WHAT IS REQUIRED
What you return should match every record exactly, with the images removed.

#### STORED RECORDS

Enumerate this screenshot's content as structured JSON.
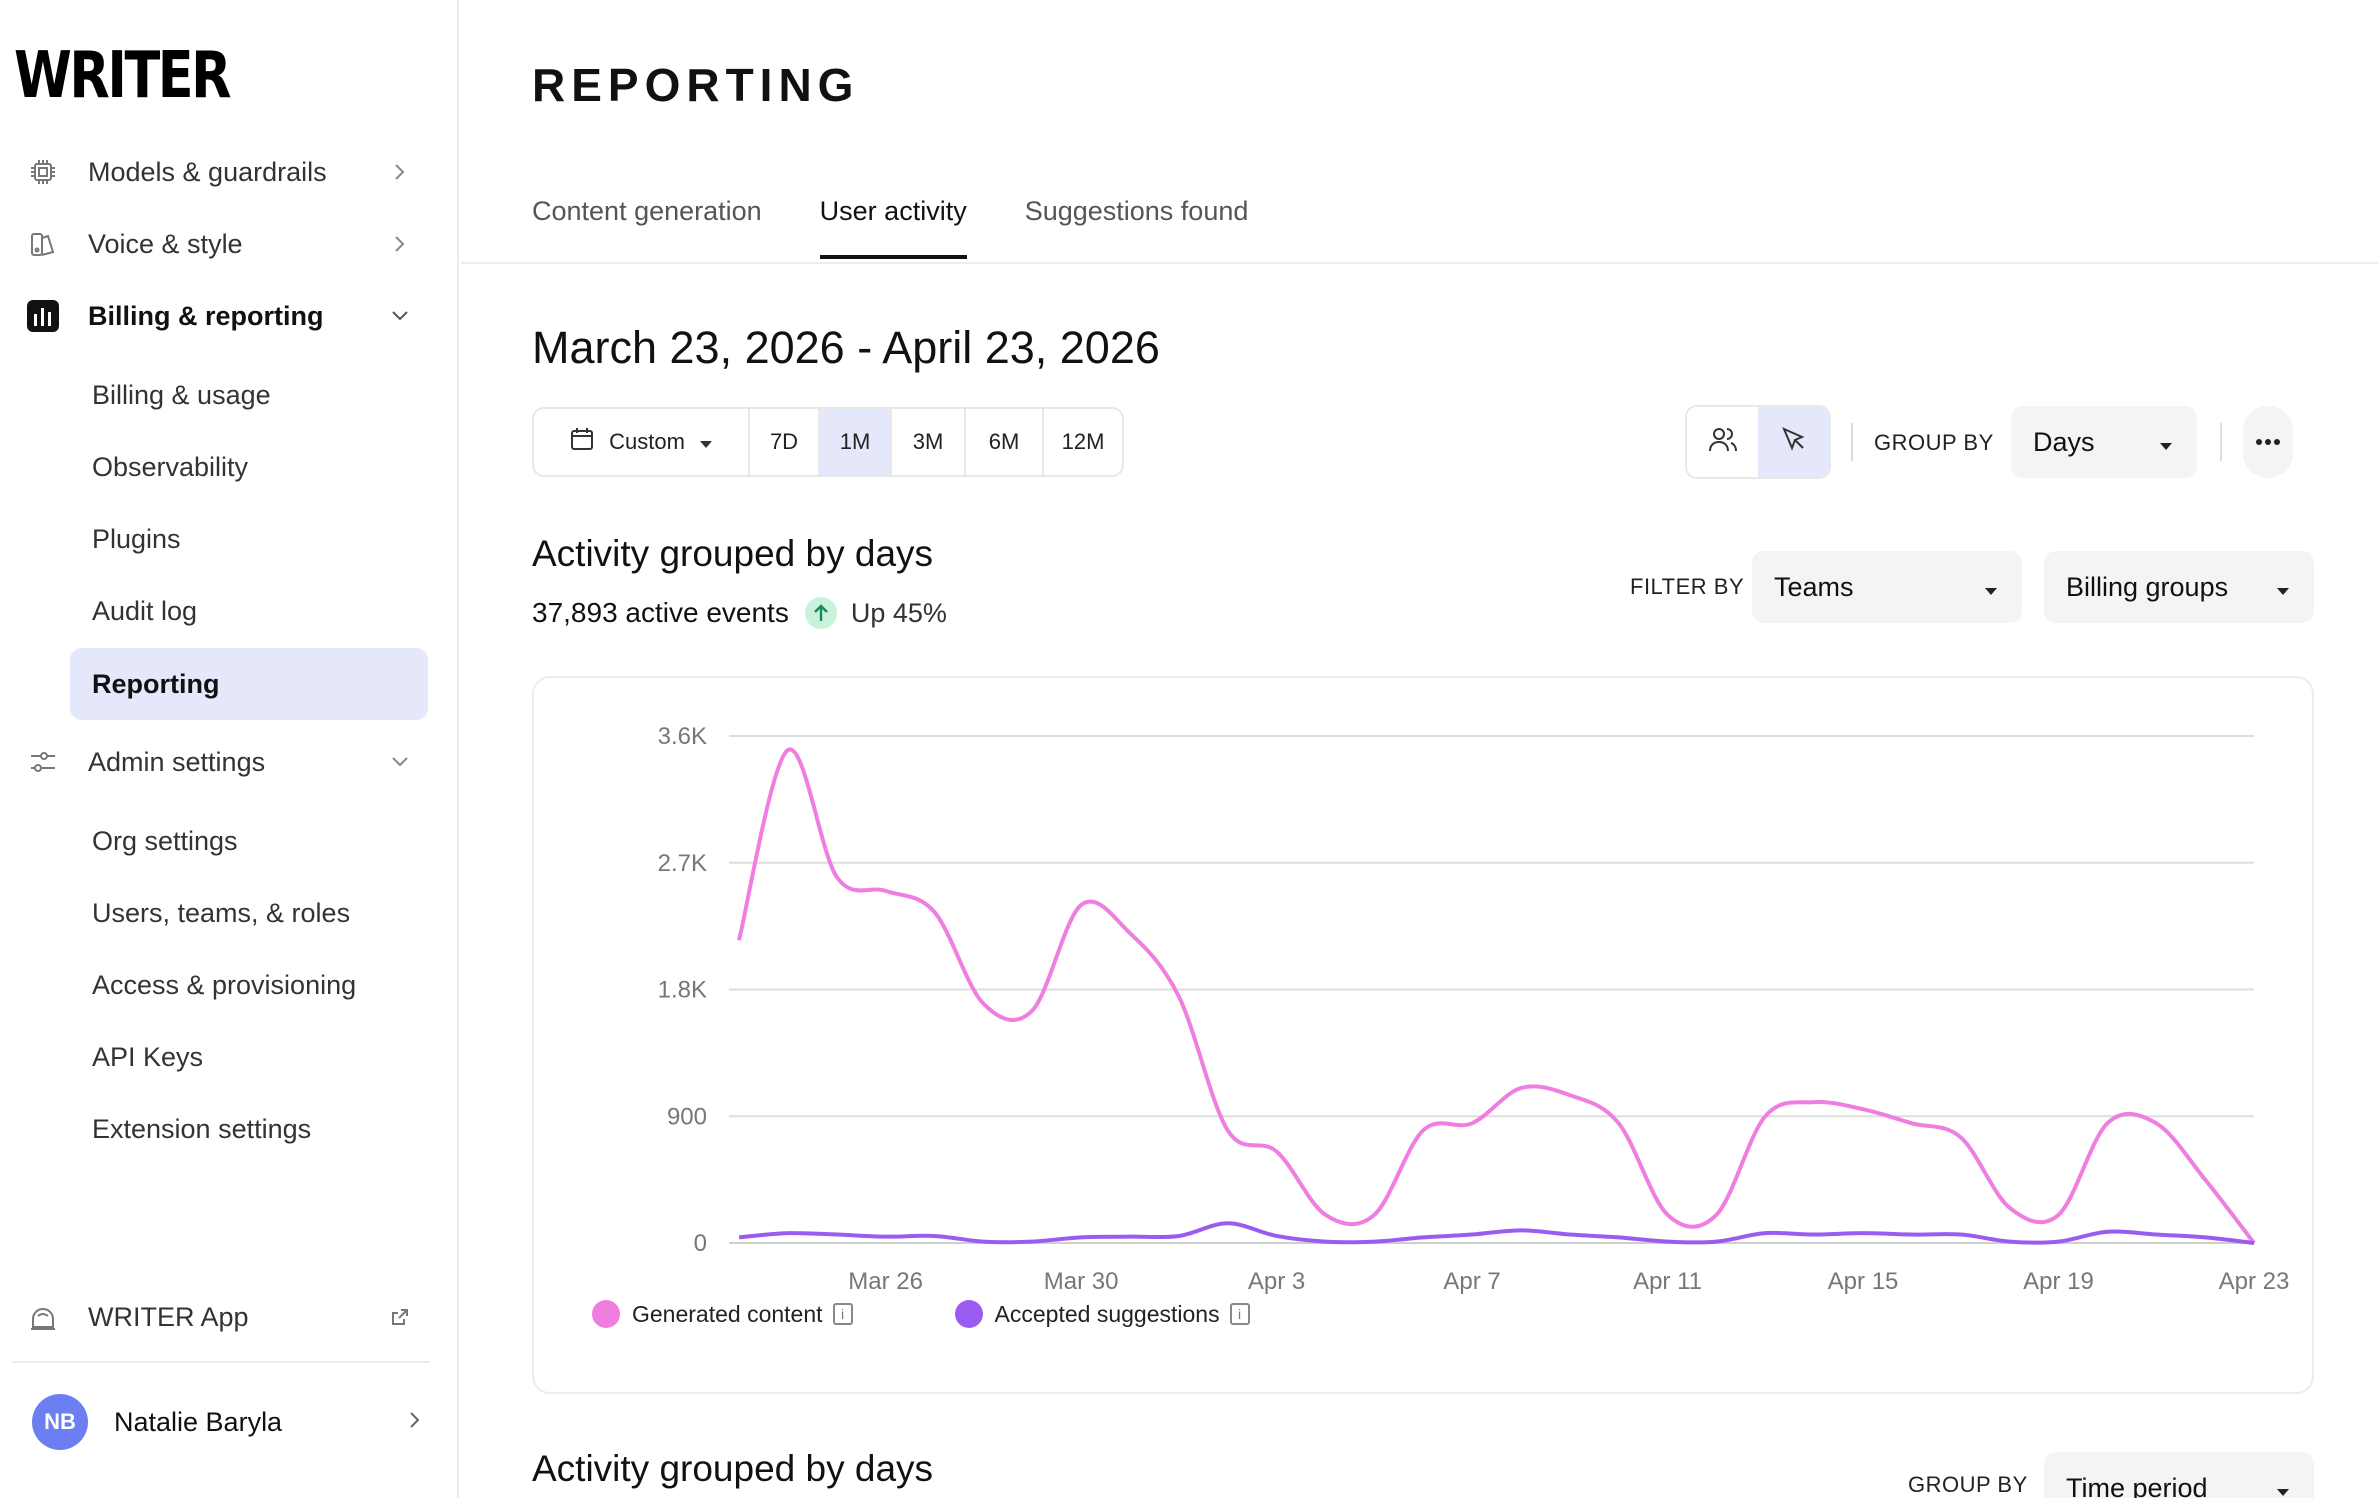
{
  "sidebar": {
    "logo": "WRITER",
    "items": [
      {
        "label": "Models & guardrails",
        "icon": "chip-icon"
      },
      {
        "label": "Voice & style",
        "icon": "voice-style-icon"
      },
      {
        "label": "Billing & reporting",
        "icon": "bar-chart-icon"
      },
      {
        "label": "Admin settings",
        "icon": "sliders-icon"
      }
    ],
    "billing_sub": [
      "Billing & usage",
      "Observability",
      "Plugins",
      "Audit log",
      "Reporting"
    ],
    "admin_sub": [
      "Org settings",
      "Users, teams, & roles",
      "Access & provisioning",
      "API Keys",
      "Extension settings"
    ],
    "app_link": "WRITER App",
    "user": {
      "initials": "NB",
      "name": "Natalie Baryla"
    }
  },
  "header": {
    "title": "REPORTING",
    "tabs": [
      "Content generation",
      "User activity",
      "Suggestions found"
    ],
    "active_tab": "User activity"
  },
  "date_range": "March 23, 2026 - April 23, 2026",
  "range_selector": {
    "custom_label": "Custom",
    "options": [
      "7D",
      "1M",
      "3M",
      "6M",
      "12M"
    ],
    "selected": "1M"
  },
  "controls": {
    "group_by_label": "GROUP BY",
    "group_by_value": "Days",
    "filter_by_label": "FILTER BY",
    "filter_teams": "Teams",
    "filter_billing": "Billing groups"
  },
  "activity_section": {
    "title": "Activity grouped by days",
    "events": "37,893 active events",
    "trend": "Up 45%"
  },
  "chart_data": {
    "type": "line",
    "x": [
      "Mar 23",
      "Mar 24",
      "Mar 25",
      "Mar 26",
      "Mar 27",
      "Mar 28",
      "Mar 29",
      "Mar 30",
      "Mar 31",
      "Apr 1",
      "Apr 2",
      "Apr 3",
      "Apr 4",
      "Apr 5",
      "Apr 6",
      "Apr 7",
      "Apr 8",
      "Apr 9",
      "Apr 10",
      "Apr 11",
      "Apr 12",
      "Apr 13",
      "Apr 14",
      "Apr 15",
      "Apr 16",
      "Apr 17",
      "Apr 18",
      "Apr 19",
      "Apr 20",
      "Apr 21",
      "Apr 22",
      "Apr 23"
    ],
    "x_ticks": [
      "Mar 26",
      "Mar 30",
      "Apr 3",
      "Apr 7",
      "Apr 11",
      "Apr 15",
      "Apr 19",
      "Apr 23"
    ],
    "y_ticks": [
      "0",
      "900",
      "1.8K",
      "2.7K",
      "3.6K"
    ],
    "ylim": [
      0,
      3600
    ],
    "grid": true,
    "legend_position": "bottom-left",
    "series": [
      {
        "name": "Generated content",
        "color": "#ef7ee0",
        "values": [
          2150,
          3500,
          2600,
          2500,
          2350,
          1700,
          1650,
          2400,
          2200,
          1750,
          800,
          650,
          200,
          200,
          800,
          850,
          1100,
          1050,
          850,
          200,
          200,
          900,
          1000,
          950,
          850,
          750,
          250,
          200,
          850,
          850,
          450,
          0
        ]
      },
      {
        "name": "Accepted suggestions",
        "color": "#9a5cf0",
        "values": [
          40,
          70,
          60,
          45,
          50,
          10,
          10,
          40,
          45,
          50,
          140,
          50,
          10,
          10,
          40,
          60,
          90,
          60,
          40,
          10,
          10,
          70,
          60,
          70,
          60,
          60,
          10,
          10,
          80,
          60,
          40,
          0
        ]
      }
    ]
  },
  "second_section": {
    "title": "Activity grouped by days",
    "group_by_label": "GROUP BY",
    "group_by_value": "Time period"
  }
}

########

TASK RESPONSE
Enumerate this screenshot's content as structured JSON.
{
  "sidebar": {
    "logo": "WRITER",
    "items": [
      {
        "label": "Models & guardrails",
        "icon": "chip-icon"
      },
      {
        "label": "Voice & style",
        "icon": "voice-style-icon"
      },
      {
        "label": "Billing & reporting",
        "icon": "bar-chart-icon"
      },
      {
        "label": "Admin settings",
        "icon": "sliders-icon"
      }
    ],
    "billing_sub": [
      "Billing & usage",
      "Observability",
      "Plugins",
      "Audit log",
      "Reporting"
    ],
    "admin_sub": [
      "Org settings",
      "Users, teams, & roles",
      "Access & provisioning",
      "API Keys",
      "Extension settings"
    ],
    "app_link": "WRITER App",
    "user": {
      "initials": "NB",
      "name": "Natalie Baryla"
    }
  },
  "header": {
    "title": "REPORTING",
    "tabs": [
      "Content generation",
      "User activity",
      "Suggestions found"
    ],
    "active_tab": "User activity"
  },
  "date_range": "March 23, 2026 - April 23, 2026",
  "range_selector": {
    "custom_label": "Custom",
    "options": [
      "7D",
      "1M",
      "3M",
      "6M",
      "12M"
    ],
    "selected": "1M"
  },
  "controls": {
    "group_by_label": "GROUP BY",
    "group_by_value": "Days",
    "filter_by_label": "FILTER BY",
    "filter_teams": "Teams",
    "filter_billing": "Billing groups"
  },
  "activity_section": {
    "title": "Activity grouped by days",
    "events": "37,893 active events",
    "trend": "Up 45%"
  },
  "chart_data": {
    "type": "line",
    "x": [
      "Mar 23",
      "Mar 24",
      "Mar 25",
      "Mar 26",
      "Mar 27",
      "Mar 28",
      "Mar 29",
      "Mar 30",
      "Mar 31",
      "Apr 1",
      "Apr 2",
      "Apr 3",
      "Apr 4",
      "Apr 5",
      "Apr 6",
      "Apr 7",
      "Apr 8",
      "Apr 9",
      "Apr 10",
      "Apr 11",
      "Apr 12",
      "Apr 13",
      "Apr 14",
      "Apr 15",
      "Apr 16",
      "Apr 17",
      "Apr 18",
      "Apr 19",
      "Apr 20",
      "Apr 21",
      "Apr 22",
      "Apr 23"
    ],
    "x_ticks": [
      "Mar 26",
      "Mar 30",
      "Apr 3",
      "Apr 7",
      "Apr 11",
      "Apr 15",
      "Apr 19",
      "Apr 23"
    ],
    "y_ticks": [
      "0",
      "900",
      "1.8K",
      "2.7K",
      "3.6K"
    ],
    "ylim": [
      0,
      3600
    ],
    "grid": true,
    "legend_position": "bottom-left",
    "series": [
      {
        "name": "Generated content",
        "color": "#ef7ee0",
        "values": [
          2150,
          3500,
          2600,
          2500,
          2350,
          1700,
          1650,
          2400,
          2200,
          1750,
          800,
          650,
          200,
          200,
          800,
          850,
          1100,
          1050,
          850,
          200,
          200,
          900,
          1000,
          950,
          850,
          750,
          250,
          200,
          850,
          850,
          450,
          0
        ]
      },
      {
        "name": "Accepted suggestions",
        "color": "#9a5cf0",
        "values": [
          40,
          70,
          60,
          45,
          50,
          10,
          10,
          40,
          45,
          50,
          140,
          50,
          10,
          10,
          40,
          60,
          90,
          60,
          40,
          10,
          10,
          70,
          60,
          70,
          60,
          60,
          10,
          10,
          80,
          60,
          40,
          0
        ]
      }
    ]
  },
  "second_section": {
    "title": "Activity grouped by days",
    "group_by_label": "GROUP BY",
    "group_by_value": "Time period"
  }
}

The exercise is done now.